▶ _TASK_
Can you print every record below exactly as written?

▶ _DATA FOR THIS EXERCISE_
───

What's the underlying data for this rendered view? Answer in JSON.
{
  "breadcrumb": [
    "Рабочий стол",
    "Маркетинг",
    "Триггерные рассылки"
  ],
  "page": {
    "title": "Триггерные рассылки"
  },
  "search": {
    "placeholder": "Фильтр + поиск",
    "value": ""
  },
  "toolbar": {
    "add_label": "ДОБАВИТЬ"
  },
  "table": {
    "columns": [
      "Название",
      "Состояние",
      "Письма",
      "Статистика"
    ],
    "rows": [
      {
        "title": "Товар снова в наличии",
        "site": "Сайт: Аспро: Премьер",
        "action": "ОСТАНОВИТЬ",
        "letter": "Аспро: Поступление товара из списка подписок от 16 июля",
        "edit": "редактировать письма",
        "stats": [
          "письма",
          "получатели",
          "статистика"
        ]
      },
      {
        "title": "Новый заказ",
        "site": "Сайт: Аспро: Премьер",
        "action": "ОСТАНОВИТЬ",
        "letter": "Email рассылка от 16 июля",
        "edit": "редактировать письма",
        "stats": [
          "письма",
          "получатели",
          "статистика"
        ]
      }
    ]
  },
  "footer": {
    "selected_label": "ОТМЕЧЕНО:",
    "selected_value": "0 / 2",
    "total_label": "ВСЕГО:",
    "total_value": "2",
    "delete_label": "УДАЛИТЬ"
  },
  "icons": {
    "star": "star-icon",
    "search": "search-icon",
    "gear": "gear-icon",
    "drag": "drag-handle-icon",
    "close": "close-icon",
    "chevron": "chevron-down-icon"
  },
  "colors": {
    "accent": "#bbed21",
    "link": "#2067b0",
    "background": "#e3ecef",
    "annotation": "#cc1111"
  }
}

───

▶ _THE ANSWER_
What's the underlying data for this rendered view? Answer in JSON.
{
  "breadcrumb": [
    "Рабочий стол",
    "Маркетинг",
    "Триггерные рассылки"
  ],
  "page": {
    "title": "Триггерные рассылки"
  },
  "search": {
    "placeholder": "Фильтр + поиск",
    "value": ""
  },
  "toolbar": {
    "add_label": "ДОБАВИТЬ"
  },
  "table": {
    "columns": [
      "Название",
      "Состояние",
      "Письма",
      "Статистика"
    ],
    "rows": [
      {
        "title": "Товар снова в наличии",
        "site": "Сайт: Аспро: Премьер",
        "action": "ОСТАНОВИТЬ",
        "letter": "Аспро: Поступление товара из списка подписок от 16 июля",
        "edit": "редактировать письма",
        "stats": [
          "письма",
          "получатели",
          "статистика"
        ]
      },
      {
        "title": "Новый заказ",
        "site": "Сайт: Аспро: Премьер",
        "action": "ОСТАНОВИТЬ",
        "letter": "Email рассылка от 16 июля",
        "edit": "редактировать письма",
        "stats": [
          "письма",
          "получатели",
          "статистика"
        ]
      }
    ]
  },
  "footer": {
    "selected_label": "ОТМЕЧЕНО:",
    "selected_value": "0 / 2",
    "total_label": "ВСЕГО:",
    "total_value": "2",
    "delete_label": "УДАЛИТЬ"
  },
  "icons": {
    "star": "star-icon",
    "search": "search-icon",
    "gear": "gear-icon",
    "drag": "drag-handle-icon",
    "close": "close-icon",
    "chevron": "chevron-down-icon"
  },
  "colors": {
    "accent": "#bbed21",
    "link": "#2067b0",
    "background": "#e3ecef",
    "annotation": "#cc1111"
  }
}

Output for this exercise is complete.